__Task brief__
Print all of the lines exactly. Any picture among them stays out.

__Data section__
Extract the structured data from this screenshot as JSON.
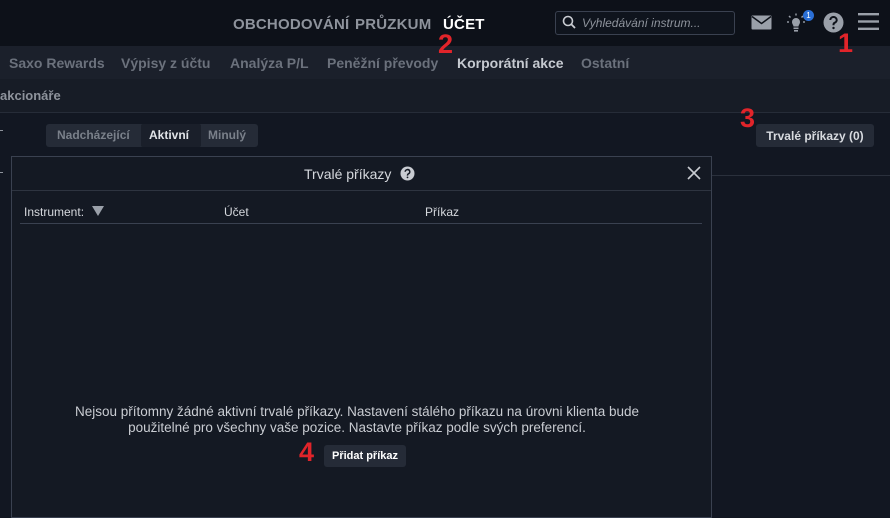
{
  "topnav": {
    "items": [
      "OBCHODOVÁNÍ",
      "PRŮZKUM",
      "ÚČET"
    ],
    "active_index": 2,
    "search_placeholder": "Vyhledávání instrum...",
    "notification_count": "1"
  },
  "subnav": {
    "items": [
      "Saxo Rewards",
      "Výpisy z účtu",
      "Analýza P/L",
      "Peněžní převody",
      "Korporátní akce",
      "Ostatní"
    ],
    "active_index": 4
  },
  "section_label": "akcionáře",
  "filter_tabs": [
    "Nadcházející",
    "Aktivní",
    "Minulý"
  ],
  "filter_active_index": 1,
  "standing_orders_button": "Trvalé příkazy (0)",
  "modal": {
    "title": "Trvalé příkazy",
    "columns": [
      "Instrument:",
      "Účet",
      "Příkaz"
    ],
    "empty_line1": "Nejsou přítomny žádné aktivní trvalé příkazy. Nastavení stálého příkazu na úrovni klienta bude",
    "empty_line2": "použitelné pro všechny vaše pozice. Nastavte příkaz podle svých preferencí.",
    "add_button": "Přidat příkaz"
  },
  "markers": [
    "1",
    "2",
    "3",
    "4"
  ],
  "colors": {
    "background": "#121722",
    "modal_background": "#141923",
    "marker": "#e1242a",
    "badge": "#2a6fd6"
  }
}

__Response to this task__
Extract the structured data from this screenshot as JSON.
{
  "topnav": {
    "items": [
      "OBCHODOVÁNÍ",
      "PRŮZKUM",
      "ÚČET"
    ],
    "active_index": 2,
    "search_placeholder": "Vyhledávání instrum...",
    "notification_count": "1"
  },
  "subnav": {
    "items": [
      "Saxo Rewards",
      "Výpisy z účtu",
      "Analýza P/L",
      "Peněžní převody",
      "Korporátní akce",
      "Ostatní"
    ],
    "active_index": 4
  },
  "section_label": "akcionáře",
  "filter_tabs": [
    "Nadcházející",
    "Aktivní",
    "Minulý"
  ],
  "filter_active_index": 1,
  "standing_orders_button": "Trvalé příkazy (0)",
  "modal": {
    "title": "Trvalé příkazy",
    "columns": [
      "Instrument:",
      "Účet",
      "Příkaz"
    ],
    "empty_line1": "Nejsou přítomny žádné aktivní trvalé příkazy. Nastavení stálého příkazu na úrovni klienta bude",
    "empty_line2": "použitelné pro všechny vaše pozice. Nastavte příkaz podle svých preferencí.",
    "add_button": "Přidat příkaz"
  },
  "markers": [
    "1",
    "2",
    "3",
    "4"
  ],
  "colors": {
    "background": "#121722",
    "modal_background": "#141923",
    "marker": "#e1242a",
    "badge": "#2a6fd6"
  }
}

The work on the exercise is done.